_Stored data entries_.
──────────────────────────────

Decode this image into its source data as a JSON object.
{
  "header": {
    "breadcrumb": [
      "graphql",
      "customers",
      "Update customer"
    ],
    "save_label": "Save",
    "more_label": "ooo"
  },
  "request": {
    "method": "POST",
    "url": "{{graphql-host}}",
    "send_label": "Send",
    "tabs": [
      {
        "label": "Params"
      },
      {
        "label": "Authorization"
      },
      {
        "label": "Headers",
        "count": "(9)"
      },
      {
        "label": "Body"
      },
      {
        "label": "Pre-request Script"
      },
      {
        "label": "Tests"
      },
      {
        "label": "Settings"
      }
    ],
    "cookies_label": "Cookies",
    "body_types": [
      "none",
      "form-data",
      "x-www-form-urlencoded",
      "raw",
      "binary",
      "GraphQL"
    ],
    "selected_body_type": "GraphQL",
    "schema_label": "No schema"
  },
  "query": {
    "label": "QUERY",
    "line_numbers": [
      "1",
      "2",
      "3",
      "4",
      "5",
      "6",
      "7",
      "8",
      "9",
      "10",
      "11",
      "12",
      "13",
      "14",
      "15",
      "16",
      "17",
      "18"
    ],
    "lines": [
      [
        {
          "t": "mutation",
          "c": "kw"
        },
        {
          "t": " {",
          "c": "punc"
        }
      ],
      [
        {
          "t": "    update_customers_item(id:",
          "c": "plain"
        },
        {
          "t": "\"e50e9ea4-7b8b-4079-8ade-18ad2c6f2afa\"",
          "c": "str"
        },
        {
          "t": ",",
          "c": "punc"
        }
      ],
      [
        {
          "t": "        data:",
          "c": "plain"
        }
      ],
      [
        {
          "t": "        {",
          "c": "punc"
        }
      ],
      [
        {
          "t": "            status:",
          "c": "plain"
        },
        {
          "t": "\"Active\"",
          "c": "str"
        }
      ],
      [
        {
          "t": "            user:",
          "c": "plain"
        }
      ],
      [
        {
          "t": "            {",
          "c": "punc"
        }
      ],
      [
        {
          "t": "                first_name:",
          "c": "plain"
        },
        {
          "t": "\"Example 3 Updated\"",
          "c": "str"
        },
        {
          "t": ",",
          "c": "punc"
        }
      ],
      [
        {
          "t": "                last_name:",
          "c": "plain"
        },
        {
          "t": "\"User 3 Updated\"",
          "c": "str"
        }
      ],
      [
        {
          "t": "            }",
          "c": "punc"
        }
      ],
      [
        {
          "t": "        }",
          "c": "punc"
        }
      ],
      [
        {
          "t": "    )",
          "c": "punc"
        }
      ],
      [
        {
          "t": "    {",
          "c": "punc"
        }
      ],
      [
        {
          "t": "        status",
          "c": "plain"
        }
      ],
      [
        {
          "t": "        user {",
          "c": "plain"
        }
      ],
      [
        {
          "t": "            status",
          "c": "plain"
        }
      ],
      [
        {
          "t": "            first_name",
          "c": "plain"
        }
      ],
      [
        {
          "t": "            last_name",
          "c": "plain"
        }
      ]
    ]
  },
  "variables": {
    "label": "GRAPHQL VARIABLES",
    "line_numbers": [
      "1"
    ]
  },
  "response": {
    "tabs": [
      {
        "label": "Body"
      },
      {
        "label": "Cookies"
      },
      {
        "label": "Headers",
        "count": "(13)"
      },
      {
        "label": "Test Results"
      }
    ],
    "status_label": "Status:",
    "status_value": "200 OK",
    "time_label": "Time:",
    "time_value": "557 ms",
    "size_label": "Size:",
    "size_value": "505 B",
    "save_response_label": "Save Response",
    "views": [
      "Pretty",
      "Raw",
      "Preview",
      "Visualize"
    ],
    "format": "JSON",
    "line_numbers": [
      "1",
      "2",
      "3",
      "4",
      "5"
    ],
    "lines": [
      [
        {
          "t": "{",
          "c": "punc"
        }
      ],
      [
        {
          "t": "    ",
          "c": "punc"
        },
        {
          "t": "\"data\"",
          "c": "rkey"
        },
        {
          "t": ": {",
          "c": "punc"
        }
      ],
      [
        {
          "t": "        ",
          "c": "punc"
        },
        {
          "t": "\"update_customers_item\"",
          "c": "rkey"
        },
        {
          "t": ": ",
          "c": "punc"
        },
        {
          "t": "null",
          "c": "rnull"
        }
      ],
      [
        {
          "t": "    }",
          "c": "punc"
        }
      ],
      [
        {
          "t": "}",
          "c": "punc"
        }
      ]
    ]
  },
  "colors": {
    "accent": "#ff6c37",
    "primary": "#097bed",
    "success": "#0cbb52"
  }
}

──────────────────────────────

Retype the material in full. Each word must match.

_Result of this exercise_.
Decode this image into its source data as a JSON object.
{
  "header": {
    "breadcrumb": [
      "graphql",
      "customers",
      "Update customer"
    ],
    "save_label": "Save",
    "more_label": "ooo"
  },
  "request": {
    "method": "POST",
    "url": "{{graphql-host}}",
    "send_label": "Send",
    "tabs": [
      {
        "label": "Params"
      },
      {
        "label": "Authorization"
      },
      {
        "label": "Headers",
        "count": "(9)"
      },
      {
        "label": "Body"
      },
      {
        "label": "Pre-request Script"
      },
      {
        "label": "Tests"
      },
      {
        "label": "Settings"
      }
    ],
    "cookies_label": "Cookies",
    "body_types": [
      "none",
      "form-data",
      "x-www-form-urlencoded",
      "raw",
      "binary",
      "GraphQL"
    ],
    "selected_body_type": "GraphQL",
    "schema_label": "No schema"
  },
  "query": {
    "label": "QUERY",
    "line_numbers": [
      "1",
      "2",
      "3",
      "4",
      "5",
      "6",
      "7",
      "8",
      "9",
      "10",
      "11",
      "12",
      "13",
      "14",
      "15",
      "16",
      "17",
      "18"
    ],
    "lines": [
      [
        {
          "t": "mutation",
          "c": "kw"
        },
        {
          "t": " {",
          "c": "punc"
        }
      ],
      [
        {
          "t": "    update_customers_item(id:",
          "c": "plain"
        },
        {
          "t": "\"e50e9ea4-7b8b-4079-8ade-18ad2c6f2afa\"",
          "c": "str"
        },
        {
          "t": ",",
          "c": "punc"
        }
      ],
      [
        {
          "t": "        data:",
          "c": "plain"
        }
      ],
      [
        {
          "t": "        {",
          "c": "punc"
        }
      ],
      [
        {
          "t": "            status:",
          "c": "plain"
        },
        {
          "t": "\"Active\"",
          "c": "str"
        }
      ],
      [
        {
          "t": "            user:",
          "c": "plain"
        }
      ],
      [
        {
          "t": "            {",
          "c": "punc"
        }
      ],
      [
        {
          "t": "                first_name:",
          "c": "plain"
        },
        {
          "t": "\"Example 3 Updated\"",
          "c": "str"
        },
        {
          "t": ",",
          "c": "punc"
        }
      ],
      [
        {
          "t": "                last_name:",
          "c": "plain"
        },
        {
          "t": "\"User 3 Updated\"",
          "c": "str"
        }
      ],
      [
        {
          "t": "            }",
          "c": "punc"
        }
      ],
      [
        {
          "t": "        }",
          "c": "punc"
        }
      ],
      [
        {
          "t": "    )",
          "c": "punc"
        }
      ],
      [
        {
          "t": "    {",
          "c": "punc"
        }
      ],
      [
        {
          "t": "        status",
          "c": "plain"
        }
      ],
      [
        {
          "t": "        user {",
          "c": "plain"
        }
      ],
      [
        {
          "t": "            status",
          "c": "plain"
        }
      ],
      [
        {
          "t": "            first_name",
          "c": "plain"
        }
      ],
      [
        {
          "t": "            last_name",
          "c": "plain"
        }
      ]
    ]
  },
  "variables": {
    "label": "GRAPHQL VARIABLES",
    "line_numbers": [
      "1"
    ]
  },
  "response": {
    "tabs": [
      {
        "label": "Body"
      },
      {
        "label": "Cookies"
      },
      {
        "label": "Headers",
        "count": "(13)"
      },
      {
        "label": "Test Results"
      }
    ],
    "status_label": "Status:",
    "status_value": "200 OK",
    "time_label": "Time:",
    "time_value": "557 ms",
    "size_label": "Size:",
    "size_value": "505 B",
    "save_response_label": "Save Response",
    "views": [
      "Pretty",
      "Raw",
      "Preview",
      "Visualize"
    ],
    "format": "JSON",
    "line_numbers": [
      "1",
      "2",
      "3",
      "4",
      "5"
    ],
    "lines": [
      [
        {
          "t": "{",
          "c": "punc"
        }
      ],
      [
        {
          "t": "    ",
          "c": "punc"
        },
        {
          "t": "\"data\"",
          "c": "rkey"
        },
        {
          "t": ": {",
          "c": "punc"
        }
      ],
      [
        {
          "t": "        ",
          "c": "punc"
        },
        {
          "t": "\"update_customers_item\"",
          "c": "rkey"
        },
        {
          "t": ": ",
          "c": "punc"
        },
        {
          "t": "null",
          "c": "rnull"
        }
      ],
      [
        {
          "t": "    }",
          "c": "punc"
        }
      ],
      [
        {
          "t": "}",
          "c": "punc"
        }
      ]
    ]
  },
  "colors": {
    "accent": "#ff6c37",
    "primary": "#097bed",
    "success": "#0cbb52"
  }
}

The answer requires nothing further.